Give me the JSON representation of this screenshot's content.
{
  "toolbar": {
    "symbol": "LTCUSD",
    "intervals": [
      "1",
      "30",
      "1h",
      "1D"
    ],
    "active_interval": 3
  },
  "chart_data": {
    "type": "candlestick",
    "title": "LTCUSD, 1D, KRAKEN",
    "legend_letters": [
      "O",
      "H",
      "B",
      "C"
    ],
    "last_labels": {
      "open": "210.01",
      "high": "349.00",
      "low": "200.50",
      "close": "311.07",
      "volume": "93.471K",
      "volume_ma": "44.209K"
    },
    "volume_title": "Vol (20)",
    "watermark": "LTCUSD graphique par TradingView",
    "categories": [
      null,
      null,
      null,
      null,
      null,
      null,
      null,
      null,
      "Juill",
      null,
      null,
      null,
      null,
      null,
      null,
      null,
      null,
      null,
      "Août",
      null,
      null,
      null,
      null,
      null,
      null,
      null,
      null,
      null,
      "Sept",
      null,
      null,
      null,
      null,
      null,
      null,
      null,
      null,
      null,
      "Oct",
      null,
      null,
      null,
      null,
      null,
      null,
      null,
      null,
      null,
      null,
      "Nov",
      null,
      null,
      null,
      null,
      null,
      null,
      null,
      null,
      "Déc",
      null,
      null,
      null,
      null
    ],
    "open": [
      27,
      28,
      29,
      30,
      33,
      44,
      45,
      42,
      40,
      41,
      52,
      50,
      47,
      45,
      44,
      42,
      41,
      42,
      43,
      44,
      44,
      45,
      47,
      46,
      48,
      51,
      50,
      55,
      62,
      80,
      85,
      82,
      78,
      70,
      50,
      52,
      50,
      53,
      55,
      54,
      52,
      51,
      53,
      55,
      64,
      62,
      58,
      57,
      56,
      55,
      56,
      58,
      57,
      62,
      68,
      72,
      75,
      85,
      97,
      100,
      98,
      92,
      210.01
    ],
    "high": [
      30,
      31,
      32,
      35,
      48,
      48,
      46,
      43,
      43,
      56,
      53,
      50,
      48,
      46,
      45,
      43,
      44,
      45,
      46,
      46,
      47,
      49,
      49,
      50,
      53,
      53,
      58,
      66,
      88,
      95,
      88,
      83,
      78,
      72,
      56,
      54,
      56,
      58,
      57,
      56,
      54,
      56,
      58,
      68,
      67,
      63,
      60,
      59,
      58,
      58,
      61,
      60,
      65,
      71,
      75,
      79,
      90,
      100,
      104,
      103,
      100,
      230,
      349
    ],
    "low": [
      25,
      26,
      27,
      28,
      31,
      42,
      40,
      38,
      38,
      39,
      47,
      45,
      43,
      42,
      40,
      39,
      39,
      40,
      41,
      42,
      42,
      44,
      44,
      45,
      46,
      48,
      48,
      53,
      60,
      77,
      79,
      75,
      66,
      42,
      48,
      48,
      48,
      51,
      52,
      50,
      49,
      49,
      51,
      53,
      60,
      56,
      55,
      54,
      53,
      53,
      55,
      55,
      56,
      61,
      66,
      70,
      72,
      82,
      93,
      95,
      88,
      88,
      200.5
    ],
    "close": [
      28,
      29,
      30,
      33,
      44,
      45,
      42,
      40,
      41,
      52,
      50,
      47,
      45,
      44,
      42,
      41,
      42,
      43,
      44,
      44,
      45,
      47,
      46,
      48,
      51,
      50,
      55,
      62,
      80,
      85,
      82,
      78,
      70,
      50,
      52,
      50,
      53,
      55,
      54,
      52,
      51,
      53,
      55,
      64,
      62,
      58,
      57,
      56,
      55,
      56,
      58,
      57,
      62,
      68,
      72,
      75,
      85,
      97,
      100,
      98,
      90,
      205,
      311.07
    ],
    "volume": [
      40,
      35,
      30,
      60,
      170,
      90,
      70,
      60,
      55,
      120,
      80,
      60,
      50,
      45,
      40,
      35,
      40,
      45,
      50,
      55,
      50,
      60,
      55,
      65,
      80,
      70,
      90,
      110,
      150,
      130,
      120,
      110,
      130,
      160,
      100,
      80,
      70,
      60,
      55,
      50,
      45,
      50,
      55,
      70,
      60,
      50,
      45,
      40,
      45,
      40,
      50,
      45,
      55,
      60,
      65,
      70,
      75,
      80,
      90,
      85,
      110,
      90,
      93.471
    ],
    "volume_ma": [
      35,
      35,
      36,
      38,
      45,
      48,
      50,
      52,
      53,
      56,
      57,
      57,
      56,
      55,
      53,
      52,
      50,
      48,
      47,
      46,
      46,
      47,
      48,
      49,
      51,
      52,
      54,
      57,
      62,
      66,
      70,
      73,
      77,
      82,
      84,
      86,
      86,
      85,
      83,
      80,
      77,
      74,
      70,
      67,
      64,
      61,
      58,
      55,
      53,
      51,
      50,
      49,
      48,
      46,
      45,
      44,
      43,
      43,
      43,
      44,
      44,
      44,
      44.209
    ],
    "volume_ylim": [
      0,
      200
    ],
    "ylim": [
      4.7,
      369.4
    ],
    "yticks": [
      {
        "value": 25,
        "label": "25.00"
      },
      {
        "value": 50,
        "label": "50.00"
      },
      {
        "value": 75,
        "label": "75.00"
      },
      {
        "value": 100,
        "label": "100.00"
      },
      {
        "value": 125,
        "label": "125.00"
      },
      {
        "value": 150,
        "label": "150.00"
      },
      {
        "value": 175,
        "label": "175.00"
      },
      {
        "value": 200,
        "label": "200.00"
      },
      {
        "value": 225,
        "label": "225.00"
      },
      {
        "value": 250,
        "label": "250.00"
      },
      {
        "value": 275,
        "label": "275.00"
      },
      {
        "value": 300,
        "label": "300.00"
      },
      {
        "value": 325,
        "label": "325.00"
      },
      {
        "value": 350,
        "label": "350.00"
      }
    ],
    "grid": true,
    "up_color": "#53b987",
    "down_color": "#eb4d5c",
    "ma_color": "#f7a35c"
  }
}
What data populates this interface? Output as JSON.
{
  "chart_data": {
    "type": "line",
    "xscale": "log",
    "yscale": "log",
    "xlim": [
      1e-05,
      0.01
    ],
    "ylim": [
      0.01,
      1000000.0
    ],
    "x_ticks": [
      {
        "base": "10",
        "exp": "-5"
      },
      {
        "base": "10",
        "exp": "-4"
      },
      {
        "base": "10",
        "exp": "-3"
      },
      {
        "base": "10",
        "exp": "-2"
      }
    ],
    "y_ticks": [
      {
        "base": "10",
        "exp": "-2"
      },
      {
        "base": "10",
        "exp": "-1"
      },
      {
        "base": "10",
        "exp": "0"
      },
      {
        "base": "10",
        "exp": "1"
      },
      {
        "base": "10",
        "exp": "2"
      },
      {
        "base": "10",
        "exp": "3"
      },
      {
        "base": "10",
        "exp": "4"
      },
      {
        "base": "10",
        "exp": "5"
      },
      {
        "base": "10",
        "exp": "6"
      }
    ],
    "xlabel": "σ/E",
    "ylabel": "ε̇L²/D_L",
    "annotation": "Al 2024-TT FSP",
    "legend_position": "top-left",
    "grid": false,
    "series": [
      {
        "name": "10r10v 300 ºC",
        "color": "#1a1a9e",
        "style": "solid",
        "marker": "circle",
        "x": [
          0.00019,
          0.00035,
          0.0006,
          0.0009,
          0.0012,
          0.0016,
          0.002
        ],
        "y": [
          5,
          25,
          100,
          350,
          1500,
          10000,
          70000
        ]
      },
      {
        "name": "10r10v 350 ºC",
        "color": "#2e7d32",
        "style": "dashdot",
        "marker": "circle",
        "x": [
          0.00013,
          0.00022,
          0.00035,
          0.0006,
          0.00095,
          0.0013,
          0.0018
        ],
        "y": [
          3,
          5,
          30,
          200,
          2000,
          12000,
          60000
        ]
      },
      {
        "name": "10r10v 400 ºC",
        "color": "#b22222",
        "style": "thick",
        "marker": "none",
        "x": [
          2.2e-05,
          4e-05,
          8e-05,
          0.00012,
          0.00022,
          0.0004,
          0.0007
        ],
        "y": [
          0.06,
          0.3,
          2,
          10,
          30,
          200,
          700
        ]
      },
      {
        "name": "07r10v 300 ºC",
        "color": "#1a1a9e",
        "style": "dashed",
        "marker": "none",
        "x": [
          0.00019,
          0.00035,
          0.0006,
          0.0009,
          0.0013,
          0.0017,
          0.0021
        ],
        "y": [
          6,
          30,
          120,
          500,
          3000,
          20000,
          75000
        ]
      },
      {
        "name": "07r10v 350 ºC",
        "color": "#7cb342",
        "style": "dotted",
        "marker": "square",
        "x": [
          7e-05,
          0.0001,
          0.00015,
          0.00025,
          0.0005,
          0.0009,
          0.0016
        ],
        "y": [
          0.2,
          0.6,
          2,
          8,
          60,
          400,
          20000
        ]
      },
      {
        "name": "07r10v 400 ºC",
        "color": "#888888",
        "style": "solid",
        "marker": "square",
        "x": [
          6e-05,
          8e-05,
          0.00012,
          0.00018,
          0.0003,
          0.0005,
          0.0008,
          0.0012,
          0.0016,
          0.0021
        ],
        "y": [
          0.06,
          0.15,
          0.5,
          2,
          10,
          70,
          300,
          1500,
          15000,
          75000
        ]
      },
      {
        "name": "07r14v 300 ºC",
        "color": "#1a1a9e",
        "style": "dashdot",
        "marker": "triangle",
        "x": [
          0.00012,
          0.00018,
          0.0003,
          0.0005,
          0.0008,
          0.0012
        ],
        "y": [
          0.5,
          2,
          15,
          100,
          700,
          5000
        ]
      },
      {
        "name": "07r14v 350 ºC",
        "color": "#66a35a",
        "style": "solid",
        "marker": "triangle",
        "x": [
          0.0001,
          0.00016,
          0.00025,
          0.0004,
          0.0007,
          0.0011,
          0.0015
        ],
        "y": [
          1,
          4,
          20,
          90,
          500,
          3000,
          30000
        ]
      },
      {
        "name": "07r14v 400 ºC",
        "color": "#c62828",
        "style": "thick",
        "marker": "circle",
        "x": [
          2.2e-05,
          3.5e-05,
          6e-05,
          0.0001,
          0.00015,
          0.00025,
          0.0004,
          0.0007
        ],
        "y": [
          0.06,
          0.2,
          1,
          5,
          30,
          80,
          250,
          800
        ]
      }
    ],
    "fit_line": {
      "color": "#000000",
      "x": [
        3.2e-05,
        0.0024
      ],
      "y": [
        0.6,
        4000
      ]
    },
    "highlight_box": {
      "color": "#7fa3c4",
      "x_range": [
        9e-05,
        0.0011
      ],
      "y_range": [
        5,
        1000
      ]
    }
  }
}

#### [What to do]
Where a line of the data holds "JSON", show that line.

#### [Response to the exercise]
Give me the JSON representation of this screenshot's content.
What data populates this interface? Output as JSON.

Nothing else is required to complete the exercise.